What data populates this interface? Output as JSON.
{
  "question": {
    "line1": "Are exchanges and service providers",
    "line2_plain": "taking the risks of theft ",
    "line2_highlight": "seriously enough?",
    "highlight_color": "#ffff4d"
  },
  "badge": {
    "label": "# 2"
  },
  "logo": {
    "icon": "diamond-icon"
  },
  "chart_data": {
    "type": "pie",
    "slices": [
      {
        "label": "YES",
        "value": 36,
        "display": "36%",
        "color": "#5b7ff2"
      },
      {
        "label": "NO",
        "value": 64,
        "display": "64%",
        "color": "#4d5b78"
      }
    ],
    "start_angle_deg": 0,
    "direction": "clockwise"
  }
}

What is expected — The data above must be returned in full, exactly as written.

Written answer —
What data populates this interface? Output as JSON.
{
  "question": {
    "line1": "Are exchanges and service providers",
    "line2_plain": "taking the risks of theft ",
    "line2_highlight": "seriously enough?",
    "highlight_color": "#ffff4d"
  },
  "badge": {
    "label": "# 2"
  },
  "logo": {
    "icon": "diamond-icon"
  },
  "chart_data": {
    "type": "pie",
    "slices": [
      {
        "label": "YES",
        "value": 36,
        "display": "36%",
        "color": "#5b7ff2"
      },
      {
        "label": "NO",
        "value": 64,
        "display": "64%",
        "color": "#4d5b78"
      }
    ],
    "start_angle_deg": 0,
    "direction": "clockwise"
  }
}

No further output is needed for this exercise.